INSTRUCTION ▸ Copy each line in the data that includes the word "capita".

>> start

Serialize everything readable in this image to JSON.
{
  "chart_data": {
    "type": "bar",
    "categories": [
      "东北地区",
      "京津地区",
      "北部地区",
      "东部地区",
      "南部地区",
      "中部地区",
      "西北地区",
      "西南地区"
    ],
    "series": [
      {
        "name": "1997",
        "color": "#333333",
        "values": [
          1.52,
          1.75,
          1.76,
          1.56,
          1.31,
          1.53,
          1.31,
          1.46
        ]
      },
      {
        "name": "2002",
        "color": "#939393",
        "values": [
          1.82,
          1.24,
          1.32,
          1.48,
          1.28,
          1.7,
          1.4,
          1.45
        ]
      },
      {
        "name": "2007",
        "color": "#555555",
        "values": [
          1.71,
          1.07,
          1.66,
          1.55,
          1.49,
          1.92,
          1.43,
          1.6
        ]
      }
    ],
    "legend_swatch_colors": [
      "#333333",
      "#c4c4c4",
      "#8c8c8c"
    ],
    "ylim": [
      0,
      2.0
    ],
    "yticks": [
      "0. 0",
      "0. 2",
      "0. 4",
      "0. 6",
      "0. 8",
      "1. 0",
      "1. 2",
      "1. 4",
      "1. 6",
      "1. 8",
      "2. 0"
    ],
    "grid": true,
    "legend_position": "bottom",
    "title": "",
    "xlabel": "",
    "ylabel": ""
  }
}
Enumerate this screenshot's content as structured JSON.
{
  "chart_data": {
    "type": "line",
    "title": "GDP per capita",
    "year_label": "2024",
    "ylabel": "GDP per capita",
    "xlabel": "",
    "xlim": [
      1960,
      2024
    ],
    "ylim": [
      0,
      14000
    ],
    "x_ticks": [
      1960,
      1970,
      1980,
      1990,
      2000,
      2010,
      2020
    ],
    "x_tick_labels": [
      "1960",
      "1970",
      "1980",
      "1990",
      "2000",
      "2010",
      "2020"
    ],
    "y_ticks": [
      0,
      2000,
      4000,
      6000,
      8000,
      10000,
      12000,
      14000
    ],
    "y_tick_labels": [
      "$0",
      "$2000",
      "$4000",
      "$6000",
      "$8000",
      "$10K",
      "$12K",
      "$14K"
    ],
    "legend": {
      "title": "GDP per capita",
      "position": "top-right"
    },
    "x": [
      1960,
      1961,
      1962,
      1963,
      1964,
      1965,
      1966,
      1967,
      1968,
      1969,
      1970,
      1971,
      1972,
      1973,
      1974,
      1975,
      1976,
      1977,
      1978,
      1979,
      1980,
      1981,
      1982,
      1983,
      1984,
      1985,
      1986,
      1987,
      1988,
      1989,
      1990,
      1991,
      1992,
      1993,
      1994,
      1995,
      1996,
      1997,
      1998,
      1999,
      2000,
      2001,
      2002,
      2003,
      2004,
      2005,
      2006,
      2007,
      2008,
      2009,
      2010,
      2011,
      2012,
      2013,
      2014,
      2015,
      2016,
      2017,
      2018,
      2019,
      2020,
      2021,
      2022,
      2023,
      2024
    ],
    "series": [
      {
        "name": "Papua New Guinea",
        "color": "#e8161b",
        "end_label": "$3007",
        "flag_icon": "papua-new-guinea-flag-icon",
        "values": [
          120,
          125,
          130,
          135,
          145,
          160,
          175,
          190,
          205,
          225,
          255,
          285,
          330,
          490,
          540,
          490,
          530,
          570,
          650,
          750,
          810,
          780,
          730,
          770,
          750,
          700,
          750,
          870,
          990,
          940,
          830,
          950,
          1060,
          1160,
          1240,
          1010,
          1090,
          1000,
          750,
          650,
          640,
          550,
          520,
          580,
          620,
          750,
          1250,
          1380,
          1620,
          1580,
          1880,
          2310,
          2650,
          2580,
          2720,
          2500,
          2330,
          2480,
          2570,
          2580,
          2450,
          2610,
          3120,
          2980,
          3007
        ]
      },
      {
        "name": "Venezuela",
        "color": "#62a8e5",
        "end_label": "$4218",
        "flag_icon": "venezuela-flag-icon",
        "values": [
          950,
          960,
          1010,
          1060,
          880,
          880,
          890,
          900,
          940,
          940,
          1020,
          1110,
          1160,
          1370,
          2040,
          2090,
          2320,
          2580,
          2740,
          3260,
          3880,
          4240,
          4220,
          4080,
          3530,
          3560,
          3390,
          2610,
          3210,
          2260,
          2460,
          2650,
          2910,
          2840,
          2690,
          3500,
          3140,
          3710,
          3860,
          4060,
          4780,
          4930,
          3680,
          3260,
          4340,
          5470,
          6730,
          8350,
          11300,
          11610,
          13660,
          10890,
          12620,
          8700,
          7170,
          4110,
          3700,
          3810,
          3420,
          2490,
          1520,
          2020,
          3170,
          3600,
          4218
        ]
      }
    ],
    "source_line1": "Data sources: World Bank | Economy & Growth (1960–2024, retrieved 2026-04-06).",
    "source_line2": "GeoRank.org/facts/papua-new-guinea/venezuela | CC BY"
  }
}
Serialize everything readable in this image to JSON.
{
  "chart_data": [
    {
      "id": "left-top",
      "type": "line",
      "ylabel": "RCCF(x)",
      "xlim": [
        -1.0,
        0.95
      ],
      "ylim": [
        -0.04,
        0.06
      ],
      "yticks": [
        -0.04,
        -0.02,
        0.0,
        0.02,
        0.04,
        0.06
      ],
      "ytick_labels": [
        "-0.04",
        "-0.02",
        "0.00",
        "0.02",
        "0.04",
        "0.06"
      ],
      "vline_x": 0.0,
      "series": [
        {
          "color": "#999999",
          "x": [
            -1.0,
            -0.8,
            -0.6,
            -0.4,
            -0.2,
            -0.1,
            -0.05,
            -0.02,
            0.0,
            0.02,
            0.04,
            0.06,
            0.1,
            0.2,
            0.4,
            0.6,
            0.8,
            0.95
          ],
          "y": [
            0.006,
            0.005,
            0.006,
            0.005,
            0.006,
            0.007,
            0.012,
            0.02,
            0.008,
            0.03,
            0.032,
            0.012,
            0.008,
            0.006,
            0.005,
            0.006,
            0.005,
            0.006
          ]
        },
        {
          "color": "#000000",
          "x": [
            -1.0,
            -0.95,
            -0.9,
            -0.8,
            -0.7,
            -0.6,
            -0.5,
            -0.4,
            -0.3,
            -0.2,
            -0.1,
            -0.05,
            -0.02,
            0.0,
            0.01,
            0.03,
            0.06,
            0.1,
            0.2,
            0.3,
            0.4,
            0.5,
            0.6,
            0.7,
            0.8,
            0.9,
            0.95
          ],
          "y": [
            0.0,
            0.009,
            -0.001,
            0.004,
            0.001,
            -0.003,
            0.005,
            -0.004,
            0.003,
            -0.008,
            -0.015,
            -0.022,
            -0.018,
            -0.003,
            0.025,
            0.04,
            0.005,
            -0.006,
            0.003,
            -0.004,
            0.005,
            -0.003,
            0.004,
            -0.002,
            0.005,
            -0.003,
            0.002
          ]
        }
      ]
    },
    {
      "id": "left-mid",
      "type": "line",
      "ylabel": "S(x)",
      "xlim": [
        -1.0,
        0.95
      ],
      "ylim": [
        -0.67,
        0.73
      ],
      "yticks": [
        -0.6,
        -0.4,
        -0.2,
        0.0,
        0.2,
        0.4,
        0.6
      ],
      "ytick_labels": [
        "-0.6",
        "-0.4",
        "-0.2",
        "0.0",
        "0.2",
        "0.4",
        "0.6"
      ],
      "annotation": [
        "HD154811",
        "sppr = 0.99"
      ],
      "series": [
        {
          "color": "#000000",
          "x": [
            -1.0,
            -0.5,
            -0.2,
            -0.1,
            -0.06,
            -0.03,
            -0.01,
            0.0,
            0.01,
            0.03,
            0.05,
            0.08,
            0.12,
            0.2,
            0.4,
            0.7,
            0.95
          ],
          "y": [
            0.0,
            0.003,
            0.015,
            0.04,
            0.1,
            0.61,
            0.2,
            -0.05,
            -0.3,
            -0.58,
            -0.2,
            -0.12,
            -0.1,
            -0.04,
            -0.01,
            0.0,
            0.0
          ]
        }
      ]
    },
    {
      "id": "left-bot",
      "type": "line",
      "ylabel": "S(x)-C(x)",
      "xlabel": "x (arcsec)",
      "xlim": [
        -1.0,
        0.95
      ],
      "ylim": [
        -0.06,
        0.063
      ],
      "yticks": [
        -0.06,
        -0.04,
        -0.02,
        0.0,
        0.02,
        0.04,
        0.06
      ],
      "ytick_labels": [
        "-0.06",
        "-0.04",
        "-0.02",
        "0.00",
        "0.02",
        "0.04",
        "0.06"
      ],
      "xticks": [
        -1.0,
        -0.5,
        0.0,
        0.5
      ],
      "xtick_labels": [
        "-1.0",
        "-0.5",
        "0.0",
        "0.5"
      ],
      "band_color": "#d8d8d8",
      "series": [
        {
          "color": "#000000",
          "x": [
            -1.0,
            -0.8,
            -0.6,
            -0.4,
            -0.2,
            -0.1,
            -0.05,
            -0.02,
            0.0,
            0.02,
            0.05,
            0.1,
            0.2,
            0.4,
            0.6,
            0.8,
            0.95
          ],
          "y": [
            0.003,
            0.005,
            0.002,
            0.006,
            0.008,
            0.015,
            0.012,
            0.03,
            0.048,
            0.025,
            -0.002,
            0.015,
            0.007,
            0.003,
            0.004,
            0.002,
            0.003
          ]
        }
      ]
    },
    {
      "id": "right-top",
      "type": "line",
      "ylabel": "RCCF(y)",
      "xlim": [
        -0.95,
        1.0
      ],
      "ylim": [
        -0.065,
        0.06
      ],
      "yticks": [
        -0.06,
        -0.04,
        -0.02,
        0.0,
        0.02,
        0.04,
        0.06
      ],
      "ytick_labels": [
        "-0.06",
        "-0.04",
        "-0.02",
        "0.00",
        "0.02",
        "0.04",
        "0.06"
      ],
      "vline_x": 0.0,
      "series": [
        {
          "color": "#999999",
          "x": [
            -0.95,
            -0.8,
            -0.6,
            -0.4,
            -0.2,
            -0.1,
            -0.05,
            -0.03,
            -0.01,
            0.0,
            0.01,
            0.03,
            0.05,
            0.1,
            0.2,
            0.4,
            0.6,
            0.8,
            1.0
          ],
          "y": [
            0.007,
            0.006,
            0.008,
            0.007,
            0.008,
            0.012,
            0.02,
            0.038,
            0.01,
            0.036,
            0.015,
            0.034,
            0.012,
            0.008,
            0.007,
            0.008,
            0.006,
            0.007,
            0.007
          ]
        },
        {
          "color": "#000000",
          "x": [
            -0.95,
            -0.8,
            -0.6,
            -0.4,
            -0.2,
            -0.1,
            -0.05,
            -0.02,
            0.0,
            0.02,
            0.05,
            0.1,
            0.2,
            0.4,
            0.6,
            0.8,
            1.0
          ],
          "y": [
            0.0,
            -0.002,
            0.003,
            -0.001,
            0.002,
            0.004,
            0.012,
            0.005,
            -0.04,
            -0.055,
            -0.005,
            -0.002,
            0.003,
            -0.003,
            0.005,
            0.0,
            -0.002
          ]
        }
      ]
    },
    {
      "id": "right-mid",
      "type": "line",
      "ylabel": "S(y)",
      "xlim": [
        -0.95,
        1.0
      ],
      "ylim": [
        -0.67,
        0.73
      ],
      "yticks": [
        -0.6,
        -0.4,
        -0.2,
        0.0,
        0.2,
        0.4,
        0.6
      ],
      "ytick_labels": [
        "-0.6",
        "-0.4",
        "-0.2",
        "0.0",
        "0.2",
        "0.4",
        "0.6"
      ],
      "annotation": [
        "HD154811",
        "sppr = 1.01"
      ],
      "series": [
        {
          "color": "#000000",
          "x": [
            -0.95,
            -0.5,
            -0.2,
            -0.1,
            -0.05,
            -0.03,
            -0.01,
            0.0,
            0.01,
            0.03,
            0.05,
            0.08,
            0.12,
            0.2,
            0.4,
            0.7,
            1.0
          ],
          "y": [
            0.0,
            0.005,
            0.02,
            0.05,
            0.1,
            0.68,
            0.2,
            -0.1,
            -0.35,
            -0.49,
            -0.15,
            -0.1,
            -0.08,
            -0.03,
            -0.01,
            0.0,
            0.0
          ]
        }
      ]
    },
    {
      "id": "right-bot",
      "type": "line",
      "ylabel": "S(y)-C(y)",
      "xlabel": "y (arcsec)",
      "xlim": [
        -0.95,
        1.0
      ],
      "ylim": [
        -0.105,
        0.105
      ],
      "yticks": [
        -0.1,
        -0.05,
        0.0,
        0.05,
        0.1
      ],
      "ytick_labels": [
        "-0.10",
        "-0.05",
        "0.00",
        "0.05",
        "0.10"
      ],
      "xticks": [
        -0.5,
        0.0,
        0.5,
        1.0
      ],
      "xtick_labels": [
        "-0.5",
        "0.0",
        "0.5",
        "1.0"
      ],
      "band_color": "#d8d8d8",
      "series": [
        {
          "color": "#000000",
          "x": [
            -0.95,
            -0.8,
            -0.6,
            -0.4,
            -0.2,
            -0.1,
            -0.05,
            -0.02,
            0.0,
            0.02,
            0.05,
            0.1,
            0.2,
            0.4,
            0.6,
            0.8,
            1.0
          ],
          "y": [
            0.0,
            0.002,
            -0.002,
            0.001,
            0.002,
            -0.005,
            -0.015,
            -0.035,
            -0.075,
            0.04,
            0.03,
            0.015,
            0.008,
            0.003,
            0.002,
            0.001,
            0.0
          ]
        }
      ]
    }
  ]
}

>> end

ANSWER TO THIS PROBLEM ▸
    "title": "GDP per capita",
    "ylabel": "GDP per capita",
      "title": "GDP per capita",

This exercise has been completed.